Exercise description> Find each line with the string "page" and report it.

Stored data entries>
--- start ---
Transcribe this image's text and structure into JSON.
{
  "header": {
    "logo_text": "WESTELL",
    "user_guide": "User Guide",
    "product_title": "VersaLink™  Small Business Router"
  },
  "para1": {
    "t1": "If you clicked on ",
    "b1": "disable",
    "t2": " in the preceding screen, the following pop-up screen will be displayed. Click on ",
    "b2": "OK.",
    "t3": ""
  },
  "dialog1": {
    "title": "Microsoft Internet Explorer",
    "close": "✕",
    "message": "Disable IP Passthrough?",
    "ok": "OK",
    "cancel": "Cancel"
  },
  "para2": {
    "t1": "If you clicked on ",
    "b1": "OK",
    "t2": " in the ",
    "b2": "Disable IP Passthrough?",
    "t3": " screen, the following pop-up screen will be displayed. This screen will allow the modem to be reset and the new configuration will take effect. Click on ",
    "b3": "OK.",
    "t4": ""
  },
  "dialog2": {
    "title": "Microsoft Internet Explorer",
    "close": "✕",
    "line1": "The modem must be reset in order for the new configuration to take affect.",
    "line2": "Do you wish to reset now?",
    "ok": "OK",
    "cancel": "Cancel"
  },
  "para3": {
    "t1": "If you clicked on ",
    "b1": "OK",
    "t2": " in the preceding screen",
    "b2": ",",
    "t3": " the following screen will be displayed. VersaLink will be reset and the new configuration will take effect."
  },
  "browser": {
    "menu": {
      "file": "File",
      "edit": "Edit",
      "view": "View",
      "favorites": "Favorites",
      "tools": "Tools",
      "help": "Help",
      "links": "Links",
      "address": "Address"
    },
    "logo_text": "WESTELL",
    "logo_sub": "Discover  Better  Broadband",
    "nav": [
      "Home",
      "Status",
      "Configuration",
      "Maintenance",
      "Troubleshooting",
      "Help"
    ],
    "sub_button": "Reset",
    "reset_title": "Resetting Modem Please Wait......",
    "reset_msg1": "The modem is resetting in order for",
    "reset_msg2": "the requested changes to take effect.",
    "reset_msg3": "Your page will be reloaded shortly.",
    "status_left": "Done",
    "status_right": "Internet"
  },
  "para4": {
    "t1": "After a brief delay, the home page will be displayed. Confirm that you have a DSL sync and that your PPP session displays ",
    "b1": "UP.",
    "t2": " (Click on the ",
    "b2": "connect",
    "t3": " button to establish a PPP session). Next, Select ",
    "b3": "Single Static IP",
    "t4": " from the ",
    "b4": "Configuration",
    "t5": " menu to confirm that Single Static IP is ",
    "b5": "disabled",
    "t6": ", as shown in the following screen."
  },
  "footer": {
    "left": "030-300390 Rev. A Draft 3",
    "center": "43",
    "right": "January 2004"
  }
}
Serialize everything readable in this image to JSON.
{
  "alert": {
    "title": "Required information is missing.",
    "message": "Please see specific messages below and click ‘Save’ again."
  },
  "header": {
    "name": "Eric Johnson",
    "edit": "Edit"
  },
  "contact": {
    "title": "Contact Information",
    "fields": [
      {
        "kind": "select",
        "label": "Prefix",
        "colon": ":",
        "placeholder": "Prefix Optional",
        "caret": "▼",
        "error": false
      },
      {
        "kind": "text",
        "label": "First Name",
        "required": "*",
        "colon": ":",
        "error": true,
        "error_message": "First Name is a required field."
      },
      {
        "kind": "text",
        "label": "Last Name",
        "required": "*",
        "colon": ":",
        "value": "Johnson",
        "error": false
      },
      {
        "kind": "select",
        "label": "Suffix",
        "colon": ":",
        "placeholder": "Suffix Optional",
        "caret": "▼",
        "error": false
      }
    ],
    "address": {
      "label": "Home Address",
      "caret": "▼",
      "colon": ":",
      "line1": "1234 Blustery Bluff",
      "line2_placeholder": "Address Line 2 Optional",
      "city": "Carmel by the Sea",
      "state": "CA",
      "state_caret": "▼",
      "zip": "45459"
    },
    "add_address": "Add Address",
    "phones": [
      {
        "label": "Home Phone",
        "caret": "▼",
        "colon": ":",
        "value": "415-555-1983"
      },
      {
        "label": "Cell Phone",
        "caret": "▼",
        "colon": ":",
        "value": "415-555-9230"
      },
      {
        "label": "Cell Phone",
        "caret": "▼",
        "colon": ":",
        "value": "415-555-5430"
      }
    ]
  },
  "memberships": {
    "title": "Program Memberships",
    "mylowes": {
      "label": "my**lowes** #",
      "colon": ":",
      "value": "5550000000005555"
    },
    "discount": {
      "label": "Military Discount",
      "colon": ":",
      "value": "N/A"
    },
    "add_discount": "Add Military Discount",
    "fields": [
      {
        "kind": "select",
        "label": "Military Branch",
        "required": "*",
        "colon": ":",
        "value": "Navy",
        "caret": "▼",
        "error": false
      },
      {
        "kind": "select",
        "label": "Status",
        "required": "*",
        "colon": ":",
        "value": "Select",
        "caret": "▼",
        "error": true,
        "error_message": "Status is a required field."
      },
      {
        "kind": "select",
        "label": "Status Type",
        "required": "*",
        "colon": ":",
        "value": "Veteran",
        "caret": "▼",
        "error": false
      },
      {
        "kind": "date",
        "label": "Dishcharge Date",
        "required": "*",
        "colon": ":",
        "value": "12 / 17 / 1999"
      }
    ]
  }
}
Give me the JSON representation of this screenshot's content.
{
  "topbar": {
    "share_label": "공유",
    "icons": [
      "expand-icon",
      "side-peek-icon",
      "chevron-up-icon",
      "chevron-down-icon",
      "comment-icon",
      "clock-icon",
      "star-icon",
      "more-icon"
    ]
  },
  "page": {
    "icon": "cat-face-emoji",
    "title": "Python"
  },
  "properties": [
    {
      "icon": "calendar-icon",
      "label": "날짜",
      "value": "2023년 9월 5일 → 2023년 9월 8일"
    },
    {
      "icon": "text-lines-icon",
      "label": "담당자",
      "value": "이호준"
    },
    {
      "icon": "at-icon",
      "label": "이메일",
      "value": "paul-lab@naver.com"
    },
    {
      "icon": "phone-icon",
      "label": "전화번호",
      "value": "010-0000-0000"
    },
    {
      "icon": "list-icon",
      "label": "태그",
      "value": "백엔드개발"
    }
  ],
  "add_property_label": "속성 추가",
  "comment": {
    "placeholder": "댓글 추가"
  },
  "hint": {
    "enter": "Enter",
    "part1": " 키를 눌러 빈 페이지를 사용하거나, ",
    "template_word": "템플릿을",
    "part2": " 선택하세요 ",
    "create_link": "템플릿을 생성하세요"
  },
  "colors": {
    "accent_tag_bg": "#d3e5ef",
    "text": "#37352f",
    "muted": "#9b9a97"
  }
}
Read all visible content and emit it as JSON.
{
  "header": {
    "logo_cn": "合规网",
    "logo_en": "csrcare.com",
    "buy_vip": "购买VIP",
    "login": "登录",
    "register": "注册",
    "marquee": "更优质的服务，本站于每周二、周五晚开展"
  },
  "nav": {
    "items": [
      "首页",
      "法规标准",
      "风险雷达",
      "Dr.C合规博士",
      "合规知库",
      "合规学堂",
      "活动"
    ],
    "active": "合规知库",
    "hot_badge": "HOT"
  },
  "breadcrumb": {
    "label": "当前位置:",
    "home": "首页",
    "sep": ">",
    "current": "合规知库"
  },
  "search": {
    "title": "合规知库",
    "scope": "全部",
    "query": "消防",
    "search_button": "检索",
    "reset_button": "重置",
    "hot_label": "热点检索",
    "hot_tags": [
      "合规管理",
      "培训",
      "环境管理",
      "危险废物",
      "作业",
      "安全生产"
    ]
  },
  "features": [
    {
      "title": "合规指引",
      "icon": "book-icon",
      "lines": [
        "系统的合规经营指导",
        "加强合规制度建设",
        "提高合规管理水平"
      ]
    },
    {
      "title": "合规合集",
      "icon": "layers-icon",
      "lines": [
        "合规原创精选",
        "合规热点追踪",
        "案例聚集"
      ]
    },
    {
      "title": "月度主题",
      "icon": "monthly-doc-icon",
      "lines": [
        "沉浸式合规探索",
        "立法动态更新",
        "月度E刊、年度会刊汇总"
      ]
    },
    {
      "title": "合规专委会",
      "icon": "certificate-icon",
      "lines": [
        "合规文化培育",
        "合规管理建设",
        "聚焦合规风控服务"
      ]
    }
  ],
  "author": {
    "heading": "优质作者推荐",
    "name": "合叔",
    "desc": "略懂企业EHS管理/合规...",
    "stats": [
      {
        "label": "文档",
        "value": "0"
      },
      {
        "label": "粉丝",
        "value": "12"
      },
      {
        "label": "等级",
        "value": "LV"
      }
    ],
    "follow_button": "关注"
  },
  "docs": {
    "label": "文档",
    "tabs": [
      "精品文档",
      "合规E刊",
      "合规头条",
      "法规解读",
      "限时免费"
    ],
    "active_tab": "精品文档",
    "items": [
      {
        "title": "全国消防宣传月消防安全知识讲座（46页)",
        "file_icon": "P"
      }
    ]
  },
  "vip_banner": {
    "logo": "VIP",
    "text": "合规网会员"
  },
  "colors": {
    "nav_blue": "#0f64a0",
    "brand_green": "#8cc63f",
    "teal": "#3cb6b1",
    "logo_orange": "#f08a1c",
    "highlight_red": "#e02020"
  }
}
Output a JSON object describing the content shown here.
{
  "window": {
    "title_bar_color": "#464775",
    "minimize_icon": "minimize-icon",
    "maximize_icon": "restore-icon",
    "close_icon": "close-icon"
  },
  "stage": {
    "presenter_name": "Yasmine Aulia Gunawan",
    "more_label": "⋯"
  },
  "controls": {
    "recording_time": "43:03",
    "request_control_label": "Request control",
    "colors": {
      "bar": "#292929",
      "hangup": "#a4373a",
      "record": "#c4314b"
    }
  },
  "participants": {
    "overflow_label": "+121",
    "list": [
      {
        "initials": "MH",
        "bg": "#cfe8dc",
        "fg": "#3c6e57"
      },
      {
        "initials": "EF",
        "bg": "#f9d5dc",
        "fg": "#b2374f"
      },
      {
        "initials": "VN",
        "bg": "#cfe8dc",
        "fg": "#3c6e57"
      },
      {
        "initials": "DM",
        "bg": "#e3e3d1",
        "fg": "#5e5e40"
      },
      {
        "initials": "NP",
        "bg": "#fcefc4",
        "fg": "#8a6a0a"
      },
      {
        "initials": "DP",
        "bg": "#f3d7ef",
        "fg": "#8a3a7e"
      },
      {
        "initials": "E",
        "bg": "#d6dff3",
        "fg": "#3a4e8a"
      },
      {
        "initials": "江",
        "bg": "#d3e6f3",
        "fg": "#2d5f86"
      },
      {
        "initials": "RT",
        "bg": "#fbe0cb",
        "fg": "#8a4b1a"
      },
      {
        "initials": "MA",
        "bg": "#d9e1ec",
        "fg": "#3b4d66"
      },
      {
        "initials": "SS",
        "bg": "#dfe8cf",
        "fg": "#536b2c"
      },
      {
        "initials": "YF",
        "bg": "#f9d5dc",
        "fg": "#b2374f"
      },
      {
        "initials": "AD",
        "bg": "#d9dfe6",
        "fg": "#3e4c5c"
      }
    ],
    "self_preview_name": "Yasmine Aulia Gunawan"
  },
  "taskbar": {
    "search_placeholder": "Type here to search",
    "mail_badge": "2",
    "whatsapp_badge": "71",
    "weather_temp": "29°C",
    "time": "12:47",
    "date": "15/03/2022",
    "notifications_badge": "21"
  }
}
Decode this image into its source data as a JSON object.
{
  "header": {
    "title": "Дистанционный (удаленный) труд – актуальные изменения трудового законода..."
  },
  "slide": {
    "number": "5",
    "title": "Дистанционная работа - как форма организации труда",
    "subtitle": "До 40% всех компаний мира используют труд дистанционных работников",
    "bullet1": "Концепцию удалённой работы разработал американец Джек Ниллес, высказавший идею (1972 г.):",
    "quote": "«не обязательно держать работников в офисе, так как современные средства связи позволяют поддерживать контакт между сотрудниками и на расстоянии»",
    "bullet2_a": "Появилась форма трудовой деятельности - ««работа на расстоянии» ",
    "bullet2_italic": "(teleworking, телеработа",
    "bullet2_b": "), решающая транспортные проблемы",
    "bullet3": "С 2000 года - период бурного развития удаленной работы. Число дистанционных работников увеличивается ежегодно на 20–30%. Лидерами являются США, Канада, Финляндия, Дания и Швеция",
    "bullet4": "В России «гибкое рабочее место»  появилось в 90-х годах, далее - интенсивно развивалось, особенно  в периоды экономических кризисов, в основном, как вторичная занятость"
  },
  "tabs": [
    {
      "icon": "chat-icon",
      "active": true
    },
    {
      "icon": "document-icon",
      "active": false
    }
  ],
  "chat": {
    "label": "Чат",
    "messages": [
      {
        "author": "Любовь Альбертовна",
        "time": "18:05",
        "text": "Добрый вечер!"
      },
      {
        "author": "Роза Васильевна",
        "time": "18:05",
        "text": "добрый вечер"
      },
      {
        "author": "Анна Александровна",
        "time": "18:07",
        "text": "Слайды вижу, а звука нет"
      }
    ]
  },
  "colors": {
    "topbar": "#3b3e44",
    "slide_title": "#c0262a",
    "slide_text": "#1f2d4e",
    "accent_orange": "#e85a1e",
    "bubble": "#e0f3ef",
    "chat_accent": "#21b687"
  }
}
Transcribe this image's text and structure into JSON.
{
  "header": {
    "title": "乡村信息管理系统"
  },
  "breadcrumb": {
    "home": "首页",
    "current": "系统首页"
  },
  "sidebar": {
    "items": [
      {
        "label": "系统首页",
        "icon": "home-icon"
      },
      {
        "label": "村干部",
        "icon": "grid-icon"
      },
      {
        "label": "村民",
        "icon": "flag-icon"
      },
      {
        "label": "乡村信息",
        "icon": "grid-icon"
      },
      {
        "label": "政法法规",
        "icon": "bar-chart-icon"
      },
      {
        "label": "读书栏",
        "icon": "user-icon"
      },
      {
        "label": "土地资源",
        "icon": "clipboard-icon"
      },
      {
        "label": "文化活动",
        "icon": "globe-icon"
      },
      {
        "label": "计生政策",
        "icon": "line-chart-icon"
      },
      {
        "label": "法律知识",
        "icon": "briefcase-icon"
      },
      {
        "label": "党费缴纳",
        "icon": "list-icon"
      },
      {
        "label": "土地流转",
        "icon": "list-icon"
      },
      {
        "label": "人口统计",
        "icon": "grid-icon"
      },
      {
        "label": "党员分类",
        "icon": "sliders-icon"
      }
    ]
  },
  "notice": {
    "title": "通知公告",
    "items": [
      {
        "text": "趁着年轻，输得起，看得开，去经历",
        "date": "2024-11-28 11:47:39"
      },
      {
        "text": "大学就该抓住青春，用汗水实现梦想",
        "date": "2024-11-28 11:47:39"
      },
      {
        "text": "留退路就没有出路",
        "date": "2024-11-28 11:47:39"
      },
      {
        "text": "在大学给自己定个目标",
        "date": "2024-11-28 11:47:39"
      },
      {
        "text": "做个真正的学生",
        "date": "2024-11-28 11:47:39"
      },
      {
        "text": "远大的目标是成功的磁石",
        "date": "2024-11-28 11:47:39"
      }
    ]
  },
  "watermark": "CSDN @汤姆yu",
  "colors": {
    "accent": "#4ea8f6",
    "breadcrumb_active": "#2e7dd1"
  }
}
--- end ---
Result of the exercise>
    "reset_msg3": "Your page will be reloaded shortly.",
    "t1": "After a brief delay, the home page will be displayed. Confirm that you have a DSL sync and that your PPP session displays ",
  "page": {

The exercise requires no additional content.